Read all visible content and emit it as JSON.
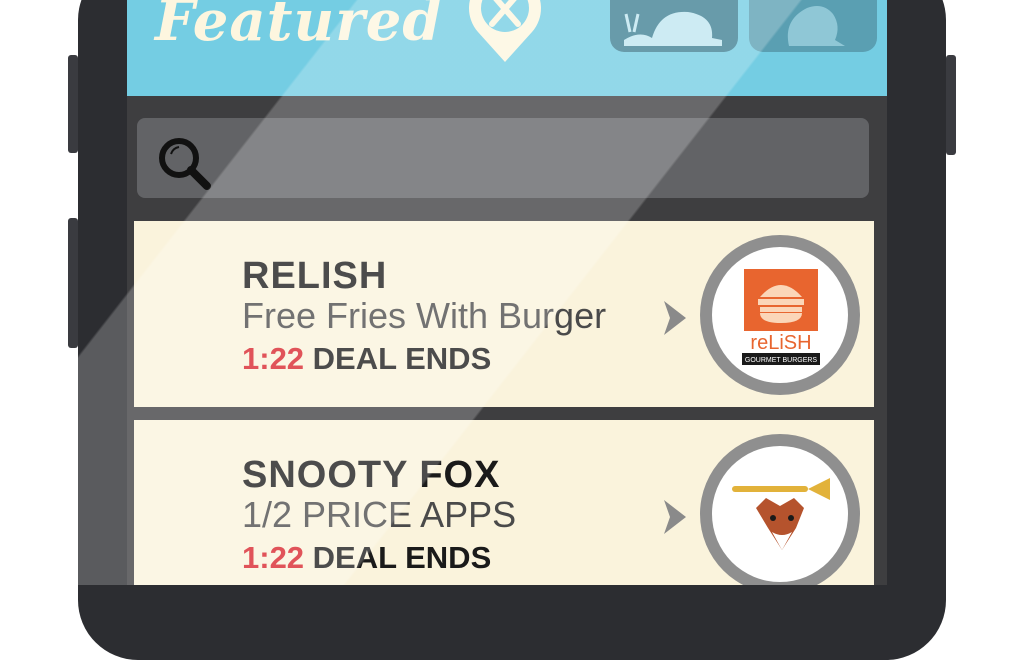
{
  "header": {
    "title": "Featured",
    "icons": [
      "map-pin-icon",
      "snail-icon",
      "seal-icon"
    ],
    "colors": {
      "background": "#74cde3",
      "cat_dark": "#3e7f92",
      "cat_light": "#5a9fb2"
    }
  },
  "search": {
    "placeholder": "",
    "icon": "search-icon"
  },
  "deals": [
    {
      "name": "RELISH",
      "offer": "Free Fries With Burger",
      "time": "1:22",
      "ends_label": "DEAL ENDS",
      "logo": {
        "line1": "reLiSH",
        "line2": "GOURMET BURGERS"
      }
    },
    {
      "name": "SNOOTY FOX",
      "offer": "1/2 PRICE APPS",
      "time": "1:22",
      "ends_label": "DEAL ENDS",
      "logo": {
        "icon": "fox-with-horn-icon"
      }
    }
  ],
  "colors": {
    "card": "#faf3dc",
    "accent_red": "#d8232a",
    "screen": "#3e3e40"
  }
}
- - -
From the data above, write out everything exactly except the pictures.

> Answer for this exercise:
Read all visible content and emit it as JSON.
{
  "header": {
    "title": "Featured",
    "icons": [
      "map-pin-icon",
      "snail-icon",
      "seal-icon"
    ],
    "colors": {
      "background": "#74cde3",
      "cat_dark": "#3e7f92",
      "cat_light": "#5a9fb2"
    }
  },
  "search": {
    "placeholder": "",
    "icon": "search-icon"
  },
  "deals": [
    {
      "name": "RELISH",
      "offer": "Free Fries With Burger",
      "time": "1:22",
      "ends_label": "DEAL ENDS",
      "logo": {
        "line1": "reLiSH",
        "line2": "GOURMET BURGERS"
      }
    },
    {
      "name": "SNOOTY FOX",
      "offer": "1/2 PRICE APPS",
      "time": "1:22",
      "ends_label": "DEAL ENDS",
      "logo": {
        "icon": "fox-with-horn-icon"
      }
    }
  ],
  "colors": {
    "card": "#faf3dc",
    "accent_red": "#d8232a",
    "screen": "#3e3e40"
  }
}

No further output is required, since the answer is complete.